**DESCRIPTION OF THE TASK**
Go through the records underneath and write each one out again exactly.

**THE RECORDS**
>> Start
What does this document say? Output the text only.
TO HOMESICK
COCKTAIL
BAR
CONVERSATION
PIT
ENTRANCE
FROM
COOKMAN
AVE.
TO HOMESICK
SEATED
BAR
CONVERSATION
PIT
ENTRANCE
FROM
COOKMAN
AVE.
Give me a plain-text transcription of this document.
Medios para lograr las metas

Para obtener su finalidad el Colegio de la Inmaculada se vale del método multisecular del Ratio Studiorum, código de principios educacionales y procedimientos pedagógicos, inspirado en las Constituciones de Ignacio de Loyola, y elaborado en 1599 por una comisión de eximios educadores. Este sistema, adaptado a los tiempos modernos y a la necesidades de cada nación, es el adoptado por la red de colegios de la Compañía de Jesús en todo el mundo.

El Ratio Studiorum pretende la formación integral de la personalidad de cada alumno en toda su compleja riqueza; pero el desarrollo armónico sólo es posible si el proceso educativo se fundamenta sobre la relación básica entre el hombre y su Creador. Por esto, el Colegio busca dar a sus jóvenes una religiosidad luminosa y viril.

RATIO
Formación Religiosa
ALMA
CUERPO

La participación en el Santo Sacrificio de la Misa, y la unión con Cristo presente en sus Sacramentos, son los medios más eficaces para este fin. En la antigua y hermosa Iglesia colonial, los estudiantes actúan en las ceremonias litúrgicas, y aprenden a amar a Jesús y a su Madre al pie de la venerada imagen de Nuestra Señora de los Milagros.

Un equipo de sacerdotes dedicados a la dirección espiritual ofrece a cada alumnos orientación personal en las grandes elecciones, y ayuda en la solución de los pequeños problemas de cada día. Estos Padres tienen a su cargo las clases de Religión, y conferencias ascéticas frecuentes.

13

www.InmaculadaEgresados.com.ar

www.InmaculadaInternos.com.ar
>> End
**RESULT**
What does this document say? Output the text only.
TO HOMESICK
COCKTAIL
BAR
CONVERSATION
PIT
ENTRANCE
FROM
COOKMAN
AVE.
TO HOMESICK
SEATED
BAR
CONVERSATION
PIT
ENTRANCE
FROM
COOKMAN
AVE.
Give me a plain-text transcription of this document.
Medios para lograr las metas

Para obtener su finalidad el Colegio de la Inmaculada se vale del método multisecular del Ratio Studiorum, código de principios educacionales y procedimientos pedagógicos, inspirado en las Constituciones de Ignacio de Loyola, y elaborado en 1599 por una comisión de eximios educadores. Este sistema, adaptado a los tiempos modernos y a la necesidades de cada nación, es el adoptado por la red de colegios de la Compañía de Jesús en todo el mundo.

El Ratio Studiorum pretende la formación integral de la personalidad de cada alumno en toda su compleja riqueza; pero el desarrollo armónico sólo es posible si el proceso educativo se fundamenta sobre la relación básica entre el hombre y su Creador. Por esto, el Colegio busca dar a sus jóvenes una religiosidad luminosa y viril.

RATIO
Formación Religiosa
ALMA
CUERPO

La participación en el Santo Sacrificio de la Misa, y la unión con Cristo presente en sus Sacramentos, son los medios más eficaces para este fin. En la antigua y hermosa Iglesia colonial, los estudiantes actúan en las ceremonias litúrgicas, y aprenden a amar a Jesús y a su Madre al pie de la venerada imagen de Nuestra Señora de los Milagros.

Un equipo de sacerdotes dedicados a la dirección espiritual ofrece a cada alumnos orientación personal en las grandes elecciones, y ayuda en la solución de los pequeños problemas de cada día. Estos Padres tienen a su cargo las clases de Religión, y conferencias ascéticas frecuentes.

13

www.InmaculadaEgresados.com.ar

www.InmaculadaInternos.com.ar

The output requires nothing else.